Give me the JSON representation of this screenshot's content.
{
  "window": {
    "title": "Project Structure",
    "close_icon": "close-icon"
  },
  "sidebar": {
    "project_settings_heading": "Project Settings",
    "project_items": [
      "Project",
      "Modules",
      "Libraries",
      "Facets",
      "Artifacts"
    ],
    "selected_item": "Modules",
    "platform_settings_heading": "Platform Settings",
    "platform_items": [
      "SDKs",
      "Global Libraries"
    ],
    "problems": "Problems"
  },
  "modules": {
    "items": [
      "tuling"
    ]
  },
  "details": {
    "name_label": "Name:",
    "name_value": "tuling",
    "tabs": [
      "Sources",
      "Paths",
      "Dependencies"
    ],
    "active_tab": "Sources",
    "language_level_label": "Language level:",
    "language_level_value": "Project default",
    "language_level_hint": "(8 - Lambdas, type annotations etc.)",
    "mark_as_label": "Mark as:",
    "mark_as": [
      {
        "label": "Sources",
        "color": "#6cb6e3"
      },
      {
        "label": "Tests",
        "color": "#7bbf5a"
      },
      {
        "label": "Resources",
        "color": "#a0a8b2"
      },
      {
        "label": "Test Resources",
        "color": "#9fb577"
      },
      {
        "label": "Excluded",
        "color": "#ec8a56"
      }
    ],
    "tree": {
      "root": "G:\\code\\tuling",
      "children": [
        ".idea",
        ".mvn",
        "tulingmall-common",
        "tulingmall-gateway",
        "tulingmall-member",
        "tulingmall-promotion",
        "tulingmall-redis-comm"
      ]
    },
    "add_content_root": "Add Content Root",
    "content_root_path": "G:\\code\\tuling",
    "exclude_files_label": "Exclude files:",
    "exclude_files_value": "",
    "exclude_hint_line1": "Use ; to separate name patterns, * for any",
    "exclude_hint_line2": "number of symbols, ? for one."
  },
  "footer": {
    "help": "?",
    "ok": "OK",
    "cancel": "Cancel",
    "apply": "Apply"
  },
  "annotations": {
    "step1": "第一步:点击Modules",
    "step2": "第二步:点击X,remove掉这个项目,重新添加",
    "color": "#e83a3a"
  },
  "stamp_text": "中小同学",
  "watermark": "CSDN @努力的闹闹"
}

▸ Set problem: Retype the records in full. Keep every line identical to the original.

▸ Answer in full:
Give me the JSON representation of this screenshot's content.
{
  "window": {
    "title": "Project Structure",
    "close_icon": "close-icon"
  },
  "sidebar": {
    "project_settings_heading": "Project Settings",
    "project_items": [
      "Project",
      "Modules",
      "Libraries",
      "Facets",
      "Artifacts"
    ],
    "selected_item": "Modules",
    "platform_settings_heading": "Platform Settings",
    "platform_items": [
      "SDKs",
      "Global Libraries"
    ],
    "problems": "Problems"
  },
  "modules": {
    "items": [
      "tuling"
    ]
  },
  "details": {
    "name_label": "Name:",
    "name_value": "tuling",
    "tabs": [
      "Sources",
      "Paths",
      "Dependencies"
    ],
    "active_tab": "Sources",
    "language_level_label": "Language level:",
    "language_level_value": "Project default",
    "language_level_hint": "(8 - Lambdas, type annotations etc.)",
    "mark_as_label": "Mark as:",
    "mark_as": [
      {
        "label": "Sources",
        "color": "#6cb6e3"
      },
      {
        "label": "Tests",
        "color": "#7bbf5a"
      },
      {
        "label": "Resources",
        "color": "#a0a8b2"
      },
      {
        "label": "Test Resources",
        "color": "#9fb577"
      },
      {
        "label": "Excluded",
        "color": "#ec8a56"
      }
    ],
    "tree": {
      "root": "G:\\code\\tuling",
      "children": [
        ".idea",
        ".mvn",
        "tulingmall-common",
        "tulingmall-gateway",
        "tulingmall-member",
        "tulingmall-promotion",
        "tulingmall-redis-comm"
      ]
    },
    "add_content_root": "Add Content Root",
    "content_root_path": "G:\\code\\tuling",
    "exclude_files_label": "Exclude files:",
    "exclude_files_value": "",
    "exclude_hint_line1": "Use ; to separate name patterns, * for any",
    "exclude_hint_line2": "number of symbols, ? for one."
  },
  "footer": {
    "help": "?",
    "ok": "OK",
    "cancel": "Cancel",
    "apply": "Apply"
  },
  "annotations": {
    "step1": "第一步:点击Modules",
    "step2": "第二步:点击X,remove掉这个项目,重新添加",
    "color": "#e83a3a"
  },
  "stamp_text": "中小同学",
  "watermark": "CSDN @努力的闹闹"
}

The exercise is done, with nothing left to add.